- DATASET ROWS
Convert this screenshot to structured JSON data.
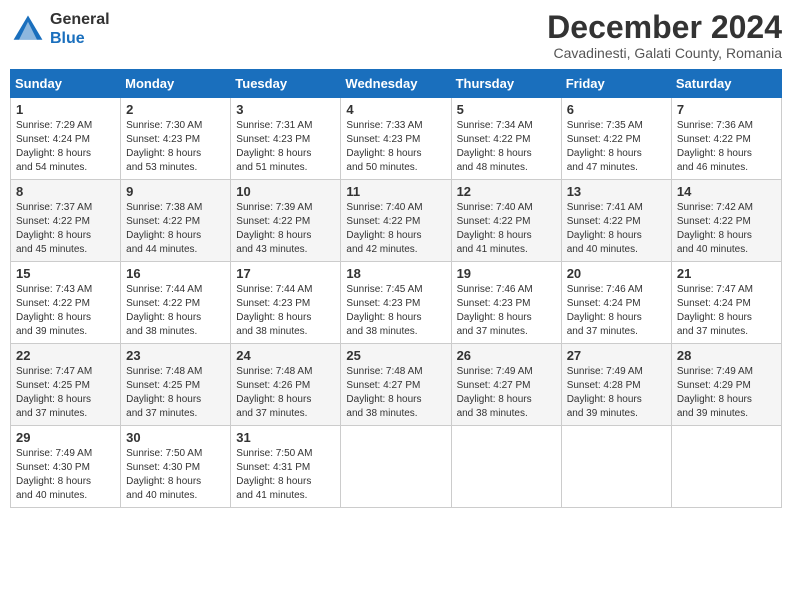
{
  "header": {
    "logo_line1": "General",
    "logo_line2": "Blue",
    "month_title": "December 2024",
    "subtitle": "Cavadinesti, Galati County, Romania"
  },
  "weekdays": [
    "Sunday",
    "Monday",
    "Tuesday",
    "Wednesday",
    "Thursday",
    "Friday",
    "Saturday"
  ],
  "weeks": [
    [
      {
        "day": "1",
        "info": "Sunrise: 7:29 AM\nSunset: 4:24 PM\nDaylight: 8 hours\nand 54 minutes."
      },
      {
        "day": "2",
        "info": "Sunrise: 7:30 AM\nSunset: 4:23 PM\nDaylight: 8 hours\nand 53 minutes."
      },
      {
        "day": "3",
        "info": "Sunrise: 7:31 AM\nSunset: 4:23 PM\nDaylight: 8 hours\nand 51 minutes."
      },
      {
        "day": "4",
        "info": "Sunrise: 7:33 AM\nSunset: 4:23 PM\nDaylight: 8 hours\nand 50 minutes."
      },
      {
        "day": "5",
        "info": "Sunrise: 7:34 AM\nSunset: 4:22 PM\nDaylight: 8 hours\nand 48 minutes."
      },
      {
        "day": "6",
        "info": "Sunrise: 7:35 AM\nSunset: 4:22 PM\nDaylight: 8 hours\nand 47 minutes."
      },
      {
        "day": "7",
        "info": "Sunrise: 7:36 AM\nSunset: 4:22 PM\nDaylight: 8 hours\nand 46 minutes."
      }
    ],
    [
      {
        "day": "8",
        "info": "Sunrise: 7:37 AM\nSunset: 4:22 PM\nDaylight: 8 hours\nand 45 minutes."
      },
      {
        "day": "9",
        "info": "Sunrise: 7:38 AM\nSunset: 4:22 PM\nDaylight: 8 hours\nand 44 minutes."
      },
      {
        "day": "10",
        "info": "Sunrise: 7:39 AM\nSunset: 4:22 PM\nDaylight: 8 hours\nand 43 minutes."
      },
      {
        "day": "11",
        "info": "Sunrise: 7:40 AM\nSunset: 4:22 PM\nDaylight: 8 hours\nand 42 minutes."
      },
      {
        "day": "12",
        "info": "Sunrise: 7:40 AM\nSunset: 4:22 PM\nDaylight: 8 hours\nand 41 minutes."
      },
      {
        "day": "13",
        "info": "Sunrise: 7:41 AM\nSunset: 4:22 PM\nDaylight: 8 hours\nand 40 minutes."
      },
      {
        "day": "14",
        "info": "Sunrise: 7:42 AM\nSunset: 4:22 PM\nDaylight: 8 hours\nand 40 minutes."
      }
    ],
    [
      {
        "day": "15",
        "info": "Sunrise: 7:43 AM\nSunset: 4:22 PM\nDaylight: 8 hours\nand 39 minutes."
      },
      {
        "day": "16",
        "info": "Sunrise: 7:44 AM\nSunset: 4:22 PM\nDaylight: 8 hours\nand 38 minutes."
      },
      {
        "day": "17",
        "info": "Sunrise: 7:44 AM\nSunset: 4:23 PM\nDaylight: 8 hours\nand 38 minutes."
      },
      {
        "day": "18",
        "info": "Sunrise: 7:45 AM\nSunset: 4:23 PM\nDaylight: 8 hours\nand 38 minutes."
      },
      {
        "day": "19",
        "info": "Sunrise: 7:46 AM\nSunset: 4:23 PM\nDaylight: 8 hours\nand 37 minutes."
      },
      {
        "day": "20",
        "info": "Sunrise: 7:46 AM\nSunset: 4:24 PM\nDaylight: 8 hours\nand 37 minutes."
      },
      {
        "day": "21",
        "info": "Sunrise: 7:47 AM\nSunset: 4:24 PM\nDaylight: 8 hours\nand 37 minutes."
      }
    ],
    [
      {
        "day": "22",
        "info": "Sunrise: 7:47 AM\nSunset: 4:25 PM\nDaylight: 8 hours\nand 37 minutes."
      },
      {
        "day": "23",
        "info": "Sunrise: 7:48 AM\nSunset: 4:25 PM\nDaylight: 8 hours\nand 37 minutes."
      },
      {
        "day": "24",
        "info": "Sunrise: 7:48 AM\nSunset: 4:26 PM\nDaylight: 8 hours\nand 37 minutes."
      },
      {
        "day": "25",
        "info": "Sunrise: 7:48 AM\nSunset: 4:27 PM\nDaylight: 8 hours\nand 38 minutes."
      },
      {
        "day": "26",
        "info": "Sunrise: 7:49 AM\nSunset: 4:27 PM\nDaylight: 8 hours\nand 38 minutes."
      },
      {
        "day": "27",
        "info": "Sunrise: 7:49 AM\nSunset: 4:28 PM\nDaylight: 8 hours\nand 39 minutes."
      },
      {
        "day": "28",
        "info": "Sunrise: 7:49 AM\nSunset: 4:29 PM\nDaylight: 8 hours\nand 39 minutes."
      }
    ],
    [
      {
        "day": "29",
        "info": "Sunrise: 7:49 AM\nSunset: 4:30 PM\nDaylight: 8 hours\nand 40 minutes."
      },
      {
        "day": "30",
        "info": "Sunrise: 7:50 AM\nSunset: 4:30 PM\nDaylight: 8 hours\nand 40 minutes."
      },
      {
        "day": "31",
        "info": "Sunrise: 7:50 AM\nSunset: 4:31 PM\nDaylight: 8 hours\nand 41 minutes."
      },
      null,
      null,
      null,
      null
    ]
  ]
}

- WHAT THE TASK ASKS
The listing above needs to be output again exactly. Don't include the pictures.

- IN RESPONSE
Convert this screenshot to structured JSON data.
{
  "header": {
    "logo_line1": "General",
    "logo_line2": "Blue",
    "month_title": "December 2024",
    "subtitle": "Cavadinesti, Galati County, Romania"
  },
  "weekdays": [
    "Sunday",
    "Monday",
    "Tuesday",
    "Wednesday",
    "Thursday",
    "Friday",
    "Saturday"
  ],
  "weeks": [
    [
      {
        "day": "1",
        "info": "Sunrise: 7:29 AM\nSunset: 4:24 PM\nDaylight: 8 hours\nand 54 minutes."
      },
      {
        "day": "2",
        "info": "Sunrise: 7:30 AM\nSunset: 4:23 PM\nDaylight: 8 hours\nand 53 minutes."
      },
      {
        "day": "3",
        "info": "Sunrise: 7:31 AM\nSunset: 4:23 PM\nDaylight: 8 hours\nand 51 minutes."
      },
      {
        "day": "4",
        "info": "Sunrise: 7:33 AM\nSunset: 4:23 PM\nDaylight: 8 hours\nand 50 minutes."
      },
      {
        "day": "5",
        "info": "Sunrise: 7:34 AM\nSunset: 4:22 PM\nDaylight: 8 hours\nand 48 minutes."
      },
      {
        "day": "6",
        "info": "Sunrise: 7:35 AM\nSunset: 4:22 PM\nDaylight: 8 hours\nand 47 minutes."
      },
      {
        "day": "7",
        "info": "Sunrise: 7:36 AM\nSunset: 4:22 PM\nDaylight: 8 hours\nand 46 minutes."
      }
    ],
    [
      {
        "day": "8",
        "info": "Sunrise: 7:37 AM\nSunset: 4:22 PM\nDaylight: 8 hours\nand 45 minutes."
      },
      {
        "day": "9",
        "info": "Sunrise: 7:38 AM\nSunset: 4:22 PM\nDaylight: 8 hours\nand 44 minutes."
      },
      {
        "day": "10",
        "info": "Sunrise: 7:39 AM\nSunset: 4:22 PM\nDaylight: 8 hours\nand 43 minutes."
      },
      {
        "day": "11",
        "info": "Sunrise: 7:40 AM\nSunset: 4:22 PM\nDaylight: 8 hours\nand 42 minutes."
      },
      {
        "day": "12",
        "info": "Sunrise: 7:40 AM\nSunset: 4:22 PM\nDaylight: 8 hours\nand 41 minutes."
      },
      {
        "day": "13",
        "info": "Sunrise: 7:41 AM\nSunset: 4:22 PM\nDaylight: 8 hours\nand 40 minutes."
      },
      {
        "day": "14",
        "info": "Sunrise: 7:42 AM\nSunset: 4:22 PM\nDaylight: 8 hours\nand 40 minutes."
      }
    ],
    [
      {
        "day": "15",
        "info": "Sunrise: 7:43 AM\nSunset: 4:22 PM\nDaylight: 8 hours\nand 39 minutes."
      },
      {
        "day": "16",
        "info": "Sunrise: 7:44 AM\nSunset: 4:22 PM\nDaylight: 8 hours\nand 38 minutes."
      },
      {
        "day": "17",
        "info": "Sunrise: 7:44 AM\nSunset: 4:23 PM\nDaylight: 8 hours\nand 38 minutes."
      },
      {
        "day": "18",
        "info": "Sunrise: 7:45 AM\nSunset: 4:23 PM\nDaylight: 8 hours\nand 38 minutes."
      },
      {
        "day": "19",
        "info": "Sunrise: 7:46 AM\nSunset: 4:23 PM\nDaylight: 8 hours\nand 37 minutes."
      },
      {
        "day": "20",
        "info": "Sunrise: 7:46 AM\nSunset: 4:24 PM\nDaylight: 8 hours\nand 37 minutes."
      },
      {
        "day": "21",
        "info": "Sunrise: 7:47 AM\nSunset: 4:24 PM\nDaylight: 8 hours\nand 37 minutes."
      }
    ],
    [
      {
        "day": "22",
        "info": "Sunrise: 7:47 AM\nSunset: 4:25 PM\nDaylight: 8 hours\nand 37 minutes."
      },
      {
        "day": "23",
        "info": "Sunrise: 7:48 AM\nSunset: 4:25 PM\nDaylight: 8 hours\nand 37 minutes."
      },
      {
        "day": "24",
        "info": "Sunrise: 7:48 AM\nSunset: 4:26 PM\nDaylight: 8 hours\nand 37 minutes."
      },
      {
        "day": "25",
        "info": "Sunrise: 7:48 AM\nSunset: 4:27 PM\nDaylight: 8 hours\nand 38 minutes."
      },
      {
        "day": "26",
        "info": "Sunrise: 7:49 AM\nSunset: 4:27 PM\nDaylight: 8 hours\nand 38 minutes."
      },
      {
        "day": "27",
        "info": "Sunrise: 7:49 AM\nSunset: 4:28 PM\nDaylight: 8 hours\nand 39 minutes."
      },
      {
        "day": "28",
        "info": "Sunrise: 7:49 AM\nSunset: 4:29 PM\nDaylight: 8 hours\nand 39 minutes."
      }
    ],
    [
      {
        "day": "29",
        "info": "Sunrise: 7:49 AM\nSunset: 4:30 PM\nDaylight: 8 hours\nand 40 minutes."
      },
      {
        "day": "30",
        "info": "Sunrise: 7:50 AM\nSunset: 4:30 PM\nDaylight: 8 hours\nand 40 minutes."
      },
      {
        "day": "31",
        "info": "Sunrise: 7:50 AM\nSunset: 4:31 PM\nDaylight: 8 hours\nand 41 minutes."
      },
      null,
      null,
      null,
      null
    ]
  ]
}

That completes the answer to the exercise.